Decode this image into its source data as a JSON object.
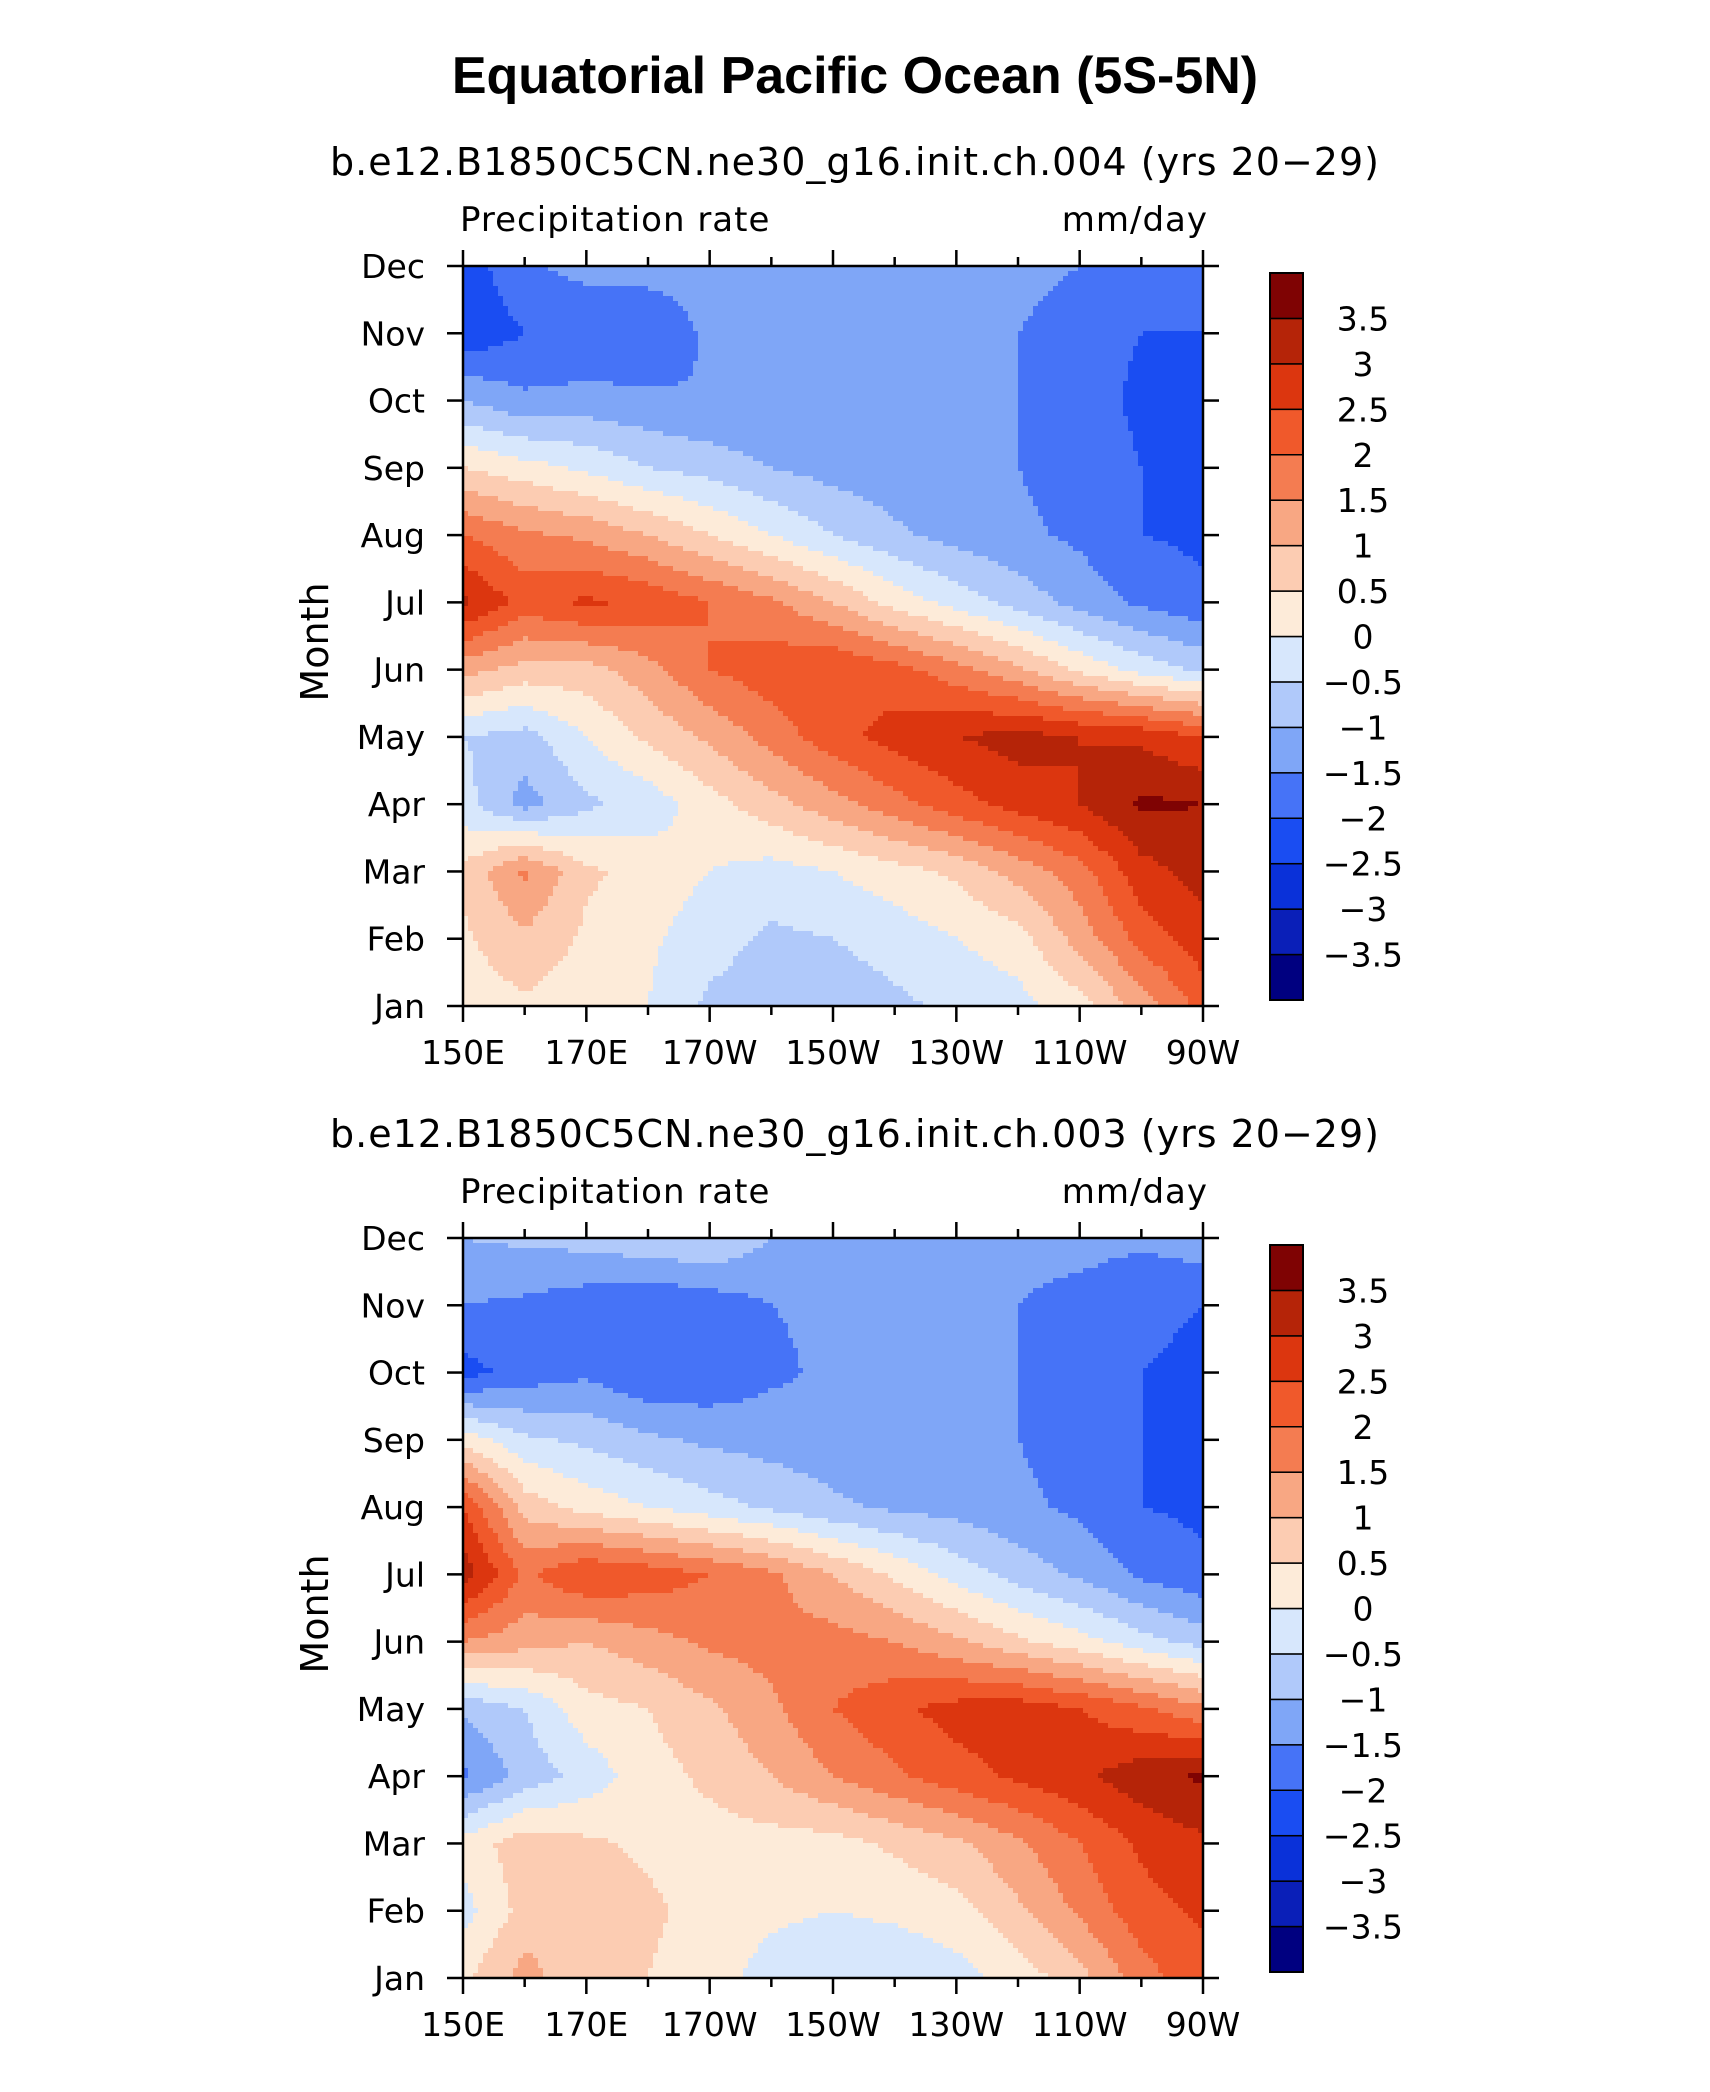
{
  "title": "Equatorial Pacific Ocean (5S-5N)",
  "chart_data": [
    {
      "type": "heatmap",
      "title": "b.e12.B1850C5CN.ne30_g16.init.ch.004 (yrs 20−29)",
      "left_string": "Precipitation rate",
      "units": "mm/day",
      "xlabel": "",
      "ylabel": "Month",
      "x_ticks": [
        "150E",
        "170E",
        "170W",
        "150W",
        "130W",
        "110W",
        "90W"
      ],
      "y_ticks": [
        "Jan",
        "Feb",
        "Mar",
        "Apr",
        "May",
        "Jun",
        "Jul",
        "Aug",
        "Sep",
        "Oct",
        "Nov",
        "Dec"
      ],
      "x_lon": [
        150,
        160,
        170,
        180,
        190,
        200,
        210,
        220,
        230,
        240,
        250,
        260,
        270
      ],
      "months": [
        "Jan",
        "Feb",
        "Mar",
        "Apr",
        "May",
        "Jun",
        "Jul",
        "Aug",
        "Sep",
        "Oct",
        "Nov",
        "Dec"
      ],
      "values": [
        [
          0.2,
          0.4,
          0.2,
          0.0,
          -0.6,
          -0.8,
          -0.8,
          -0.6,
          -0.4,
          -0.2,
          0.3,
          1.2,
          2.2
        ],
        [
          0.4,
          0.9,
          0.4,
          0.1,
          -0.3,
          -0.6,
          -0.5,
          -0.3,
          0.0,
          0.3,
          1.2,
          2.2,
          2.8
        ],
        [
          0.6,
          1.6,
          0.6,
          0.3,
          0.0,
          -0.2,
          0.0,
          0.3,
          0.6,
          1.2,
          1.8,
          2.8,
          3.2
        ],
        [
          -0.3,
          -1.2,
          -0.6,
          -0.3,
          0.3,
          0.8,
          1.3,
          1.8,
          2.3,
          2.7,
          3.0,
          3.6,
          3.5
        ],
        [
          -0.5,
          -0.7,
          0.0,
          0.6,
          1.1,
          1.7,
          2.3,
          2.7,
          3.0,
          3.2,
          3.0,
          2.9,
          2.5
        ],
        [
          1.2,
          0.8,
          0.8,
          1.3,
          2.0,
          2.3,
          2.5,
          2.2,
          1.7,
          1.1,
          0.4,
          -0.2,
          -0.6
        ],
        [
          3.1,
          2.3,
          2.6,
          2.4,
          2.0,
          1.6,
          1.0,
          0.3,
          -0.2,
          -0.7,
          -1.2,
          -1.6,
          -1.9
        ],
        [
          2.0,
          1.6,
          1.4,
          1.0,
          0.5,
          0.0,
          -0.5,
          -0.9,
          -1.2,
          -1.4,
          -1.6,
          -2.0,
          -2.1
        ],
        [
          0.5,
          0.2,
          -0.1,
          -0.5,
          -0.7,
          -1.0,
          -1.2,
          -1.3,
          -1.4,
          -1.5,
          -1.7,
          -2.0,
          -2.1
        ],
        [
          -1.0,
          -1.4,
          -1.3,
          -1.4,
          -1.5,
          -1.5,
          -1.4,
          -1.4,
          -1.4,
          -1.5,
          -1.8,
          -2.1,
          -2.1
        ],
        [
          -2.4,
          -2.0,
          -2.0,
          -1.9,
          -1.4,
          -1.3,
          -1.4,
          -1.4,
          -1.4,
          -1.5,
          -1.8,
          -2.0,
          -2.0
        ],
        [
          -2.3,
          -1.6,
          -1.3,
          -1.3,
          -1.3,
          -1.3,
          -1.3,
          -1.3,
          -1.3,
          -1.3,
          -1.5,
          -1.8,
          -1.6
        ]
      ],
      "colorbar_labels": [
        "3.5",
        "3",
        "2.5",
        "2",
        "1.5",
        "1",
        "0.5",
        "0",
        "−0.5",
        "−1",
        "−1.5",
        "−2",
        "−2.5",
        "−3",
        "−3.5"
      ]
    },
    {
      "type": "heatmap",
      "title": "b.e12.B1850C5CN.ne30_g16.init.ch.003 (yrs 20−29)",
      "left_string": "Precipitation rate",
      "units": "mm/day",
      "xlabel": "",
      "ylabel": "Month",
      "x_ticks": [
        "150E",
        "170E",
        "170W",
        "150W",
        "130W",
        "110W",
        "90W"
      ],
      "y_ticks": [
        "Jan",
        "Feb",
        "Mar",
        "Apr",
        "May",
        "Jun",
        "Jul",
        "Aug",
        "Sep",
        "Oct",
        "Nov",
        "Dec"
      ],
      "x_lon": [
        150,
        160,
        170,
        180,
        190,
        200,
        210,
        220,
        230,
        240,
        250,
        260,
        270
      ],
      "months": [
        "Jan",
        "Feb",
        "Mar",
        "Apr",
        "May",
        "Jun",
        "Jul",
        "Aug",
        "Sep",
        "Oct",
        "Nov",
        "Dec"
      ],
      "values": [
        [
          0.4,
          1.2,
          0.6,
          0.5,
          0.2,
          -0.2,
          -0.4,
          -0.4,
          -0.2,
          0.2,
          0.8,
          1.8,
          2.3
        ],
        [
          -0.2,
          0.7,
          0.9,
          0.6,
          0.3,
          0.1,
          0.0,
          0.1,
          0.3,
          0.9,
          1.6,
          2.3,
          2.6
        ],
        [
          0.2,
          0.8,
          0.6,
          0.4,
          0.3,
          0.3,
          0.3,
          0.6,
          0.9,
          1.4,
          2.0,
          2.6,
          2.9
        ],
        [
          -1.6,
          -0.8,
          -0.3,
          0.3,
          0.6,
          1.0,
          1.5,
          1.9,
          2.3,
          2.6,
          2.9,
          3.3,
          3.6
        ],
        [
          -0.9,
          -0.5,
          0.3,
          0.5,
          0.9,
          1.4,
          2.0,
          2.4,
          2.7,
          2.8,
          2.5,
          2.1,
          1.6
        ],
        [
          1.5,
          1.2,
          1.0,
          1.3,
          1.6,
          1.7,
          1.7,
          1.5,
          1.1,
          0.6,
          0.2,
          -0.3,
          -0.7
        ],
        [
          3.3,
          1.9,
          2.5,
          2.3,
          2.0,
          1.6,
          1.0,
          0.4,
          -0.2,
          -0.7,
          -1.1,
          -1.6,
          -1.9
        ],
        [
          2.5,
          0.8,
          0.3,
          0.0,
          -0.3,
          -0.6,
          -0.9,
          -1.1,
          -1.2,
          -1.4,
          -1.6,
          -2.0,
          -2.1
        ],
        [
          0.3,
          -0.4,
          -0.6,
          -0.9,
          -1.1,
          -1.2,
          -1.3,
          -1.3,
          -1.4,
          -1.5,
          -1.7,
          -2.0,
          -2.1
        ],
        [
          -2.2,
          -1.8,
          -1.6,
          -2.0,
          -1.9,
          -1.6,
          -1.4,
          -1.4,
          -1.4,
          -1.5,
          -1.8,
          -2.0,
          -2.1
        ],
        [
          -1.5,
          -1.6,
          -1.8,
          -2.0,
          -1.8,
          -1.5,
          -1.4,
          -1.4,
          -1.4,
          -1.5,
          -1.7,
          -1.9,
          -2.0
        ],
        [
          -1.0,
          -0.9,
          -0.8,
          -0.6,
          -0.5,
          -1.0,
          -1.2,
          -1.3,
          -1.3,
          -1.3,
          -1.3,
          -1.4,
          -1.2
        ]
      ],
      "colorbar_labels": [
        "3.5",
        "3",
        "2.5",
        "2",
        "1.5",
        "1",
        "0.5",
        "0",
        "−0.5",
        "−1",
        "−1.5",
        "−2",
        "−2.5",
        "−3",
        "−3.5"
      ]
    }
  ],
  "colors": {
    "levels_bottom_to_top": [
      "#000080",
      "#0a1fb8",
      "#0a31d9",
      "#1a4df2",
      "#4673f7",
      "#7fa6f7",
      "#b0c9fa",
      "#d7e7fc",
      "#fdebd9",
      "#fcccb2",
      "#f8a783",
      "#f47c51",
      "#f0592b",
      "#dc360f",
      "#b52408",
      "#7f0303"
    ]
  }
}
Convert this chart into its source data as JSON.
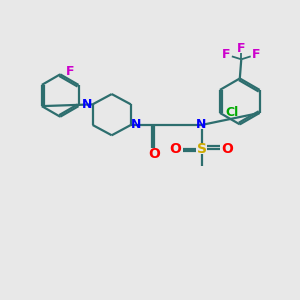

++++++++++

# [EXERCISE DETAILS]
Go through the entries above and pull out each line with "title" in it.

# [TASK ANSWER]
  "title": "Equatorial Pacific Ocean (5S-5N)",
      "title": "b.e12.B1850C5CN.ne30_g16.init.ch.004 (yrs 20−29)",
      "title": "b.e12.B1850C5CN.ne30_g16.init.ch.003 (yrs 20−29)",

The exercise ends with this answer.